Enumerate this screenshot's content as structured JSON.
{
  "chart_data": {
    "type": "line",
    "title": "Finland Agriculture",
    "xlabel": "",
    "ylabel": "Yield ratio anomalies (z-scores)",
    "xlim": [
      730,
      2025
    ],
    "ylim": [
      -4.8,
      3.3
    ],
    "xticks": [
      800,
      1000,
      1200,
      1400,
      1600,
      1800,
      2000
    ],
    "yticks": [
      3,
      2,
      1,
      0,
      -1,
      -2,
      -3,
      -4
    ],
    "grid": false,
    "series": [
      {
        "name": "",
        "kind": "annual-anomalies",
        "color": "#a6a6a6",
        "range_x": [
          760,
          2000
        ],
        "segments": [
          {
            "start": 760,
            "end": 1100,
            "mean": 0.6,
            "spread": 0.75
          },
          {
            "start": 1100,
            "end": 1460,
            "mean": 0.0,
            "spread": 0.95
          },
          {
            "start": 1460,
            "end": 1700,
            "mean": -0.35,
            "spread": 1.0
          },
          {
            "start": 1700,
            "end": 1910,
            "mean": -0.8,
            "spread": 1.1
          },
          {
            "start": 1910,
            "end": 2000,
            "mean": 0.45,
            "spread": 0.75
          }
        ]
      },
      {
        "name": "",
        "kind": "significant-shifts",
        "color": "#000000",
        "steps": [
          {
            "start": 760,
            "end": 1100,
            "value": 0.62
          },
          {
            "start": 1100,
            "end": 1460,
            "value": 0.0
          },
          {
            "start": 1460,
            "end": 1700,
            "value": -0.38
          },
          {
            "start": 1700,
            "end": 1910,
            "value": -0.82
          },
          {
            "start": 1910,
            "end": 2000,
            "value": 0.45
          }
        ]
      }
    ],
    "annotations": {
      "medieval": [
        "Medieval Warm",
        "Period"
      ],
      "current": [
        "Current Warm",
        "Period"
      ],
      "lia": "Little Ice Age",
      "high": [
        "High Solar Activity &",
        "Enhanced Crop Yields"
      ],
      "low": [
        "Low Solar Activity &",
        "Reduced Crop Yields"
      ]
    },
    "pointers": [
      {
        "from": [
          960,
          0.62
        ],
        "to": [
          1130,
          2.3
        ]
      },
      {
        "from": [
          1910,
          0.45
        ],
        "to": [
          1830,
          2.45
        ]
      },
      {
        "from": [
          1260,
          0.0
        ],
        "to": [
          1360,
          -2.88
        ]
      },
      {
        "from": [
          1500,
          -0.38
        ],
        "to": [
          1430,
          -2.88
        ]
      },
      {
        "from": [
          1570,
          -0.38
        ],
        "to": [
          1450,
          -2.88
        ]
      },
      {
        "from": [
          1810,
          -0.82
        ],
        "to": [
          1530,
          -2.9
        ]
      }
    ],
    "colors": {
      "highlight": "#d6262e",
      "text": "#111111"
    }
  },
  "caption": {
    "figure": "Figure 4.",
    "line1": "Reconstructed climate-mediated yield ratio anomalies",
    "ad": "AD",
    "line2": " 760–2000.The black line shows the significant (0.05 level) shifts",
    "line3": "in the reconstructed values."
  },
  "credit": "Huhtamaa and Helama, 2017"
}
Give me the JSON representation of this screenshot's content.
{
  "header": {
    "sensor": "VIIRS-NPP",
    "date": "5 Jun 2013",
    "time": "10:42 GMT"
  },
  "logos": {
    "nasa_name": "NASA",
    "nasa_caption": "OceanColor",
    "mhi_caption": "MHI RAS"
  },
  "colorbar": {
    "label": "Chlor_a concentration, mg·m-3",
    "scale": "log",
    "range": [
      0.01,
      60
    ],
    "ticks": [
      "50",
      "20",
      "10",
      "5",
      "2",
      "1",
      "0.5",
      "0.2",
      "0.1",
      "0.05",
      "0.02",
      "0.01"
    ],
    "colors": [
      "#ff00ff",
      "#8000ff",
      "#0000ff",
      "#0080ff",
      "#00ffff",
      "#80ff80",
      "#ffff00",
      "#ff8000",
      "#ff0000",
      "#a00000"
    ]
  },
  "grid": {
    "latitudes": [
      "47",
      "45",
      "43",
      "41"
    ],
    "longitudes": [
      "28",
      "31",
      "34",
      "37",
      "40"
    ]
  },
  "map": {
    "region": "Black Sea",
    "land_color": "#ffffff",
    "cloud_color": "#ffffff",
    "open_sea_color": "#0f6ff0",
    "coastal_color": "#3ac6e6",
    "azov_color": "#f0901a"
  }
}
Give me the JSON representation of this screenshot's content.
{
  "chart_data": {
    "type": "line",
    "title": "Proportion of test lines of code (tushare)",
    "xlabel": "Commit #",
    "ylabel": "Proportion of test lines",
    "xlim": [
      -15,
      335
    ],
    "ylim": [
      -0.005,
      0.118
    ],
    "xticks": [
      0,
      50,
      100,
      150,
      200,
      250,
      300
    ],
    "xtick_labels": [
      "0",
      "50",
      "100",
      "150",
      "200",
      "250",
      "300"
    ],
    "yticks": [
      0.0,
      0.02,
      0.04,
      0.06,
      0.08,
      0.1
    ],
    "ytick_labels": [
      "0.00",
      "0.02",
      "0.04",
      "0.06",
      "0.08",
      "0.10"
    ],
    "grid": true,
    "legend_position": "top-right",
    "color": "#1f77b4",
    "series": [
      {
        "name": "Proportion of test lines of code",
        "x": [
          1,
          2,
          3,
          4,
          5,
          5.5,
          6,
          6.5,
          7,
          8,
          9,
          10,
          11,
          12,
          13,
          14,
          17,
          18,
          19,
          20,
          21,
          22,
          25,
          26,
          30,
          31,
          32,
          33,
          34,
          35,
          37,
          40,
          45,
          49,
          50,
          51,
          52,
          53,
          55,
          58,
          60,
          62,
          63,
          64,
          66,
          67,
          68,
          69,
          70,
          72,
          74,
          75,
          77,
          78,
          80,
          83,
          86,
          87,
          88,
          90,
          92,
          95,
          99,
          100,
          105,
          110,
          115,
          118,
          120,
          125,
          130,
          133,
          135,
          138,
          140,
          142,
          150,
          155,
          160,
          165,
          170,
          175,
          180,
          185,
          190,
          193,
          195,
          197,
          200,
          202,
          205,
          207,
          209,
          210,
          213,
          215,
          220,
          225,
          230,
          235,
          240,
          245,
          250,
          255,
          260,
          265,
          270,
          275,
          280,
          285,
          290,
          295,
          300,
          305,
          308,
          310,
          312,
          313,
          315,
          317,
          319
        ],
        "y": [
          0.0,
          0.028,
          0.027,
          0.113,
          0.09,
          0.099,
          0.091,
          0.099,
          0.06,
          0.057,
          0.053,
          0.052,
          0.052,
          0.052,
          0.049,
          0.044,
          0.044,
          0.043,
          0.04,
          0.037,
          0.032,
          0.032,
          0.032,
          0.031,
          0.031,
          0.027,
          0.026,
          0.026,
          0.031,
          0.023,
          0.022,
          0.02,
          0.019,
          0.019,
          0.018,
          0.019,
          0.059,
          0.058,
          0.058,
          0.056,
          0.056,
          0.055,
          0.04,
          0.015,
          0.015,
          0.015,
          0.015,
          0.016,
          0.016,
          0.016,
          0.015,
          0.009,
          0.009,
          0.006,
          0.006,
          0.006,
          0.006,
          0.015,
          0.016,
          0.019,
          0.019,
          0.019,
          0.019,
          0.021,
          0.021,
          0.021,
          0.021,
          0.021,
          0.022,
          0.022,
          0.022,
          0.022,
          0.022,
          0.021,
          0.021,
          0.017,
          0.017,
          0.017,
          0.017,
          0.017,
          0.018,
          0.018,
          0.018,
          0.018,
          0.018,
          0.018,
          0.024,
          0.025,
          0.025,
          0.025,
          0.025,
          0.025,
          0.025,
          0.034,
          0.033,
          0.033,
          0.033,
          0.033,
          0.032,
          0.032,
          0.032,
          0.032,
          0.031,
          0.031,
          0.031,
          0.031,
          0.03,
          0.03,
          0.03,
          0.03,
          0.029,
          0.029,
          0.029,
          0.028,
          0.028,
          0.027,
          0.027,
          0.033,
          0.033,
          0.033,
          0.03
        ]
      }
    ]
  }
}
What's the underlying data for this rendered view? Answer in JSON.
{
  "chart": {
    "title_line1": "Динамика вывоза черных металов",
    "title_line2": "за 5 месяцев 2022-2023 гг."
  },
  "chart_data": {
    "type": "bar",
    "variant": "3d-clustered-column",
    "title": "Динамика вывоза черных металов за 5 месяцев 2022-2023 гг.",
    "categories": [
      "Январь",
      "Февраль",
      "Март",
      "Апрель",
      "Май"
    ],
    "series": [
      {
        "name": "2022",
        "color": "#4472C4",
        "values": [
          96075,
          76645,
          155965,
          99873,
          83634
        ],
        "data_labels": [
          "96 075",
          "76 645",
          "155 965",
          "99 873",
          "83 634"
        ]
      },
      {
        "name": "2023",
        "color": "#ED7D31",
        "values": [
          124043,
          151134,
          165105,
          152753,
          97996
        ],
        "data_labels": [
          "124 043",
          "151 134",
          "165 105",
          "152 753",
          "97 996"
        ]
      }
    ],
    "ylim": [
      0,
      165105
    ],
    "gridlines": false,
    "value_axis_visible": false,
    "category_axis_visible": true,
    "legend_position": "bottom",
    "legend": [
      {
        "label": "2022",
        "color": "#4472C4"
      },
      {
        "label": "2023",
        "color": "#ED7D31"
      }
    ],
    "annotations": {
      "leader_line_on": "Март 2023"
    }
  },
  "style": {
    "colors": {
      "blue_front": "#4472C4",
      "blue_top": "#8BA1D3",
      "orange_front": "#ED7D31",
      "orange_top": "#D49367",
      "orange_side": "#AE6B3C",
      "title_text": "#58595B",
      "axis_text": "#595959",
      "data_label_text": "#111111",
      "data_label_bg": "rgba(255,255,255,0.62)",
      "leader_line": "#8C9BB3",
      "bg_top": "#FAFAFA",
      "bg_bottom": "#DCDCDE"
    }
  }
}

◆ WRITTEN REQUEST ◆
Write down every line of the data above that includes the string "металов".

◆ FINISHED ANSWER ◆
    "title_line1": "Динамика вывоза черных металов",
    "title": "Динамика вывоза черных металов за 5 месяцев 2022-2023 гг.",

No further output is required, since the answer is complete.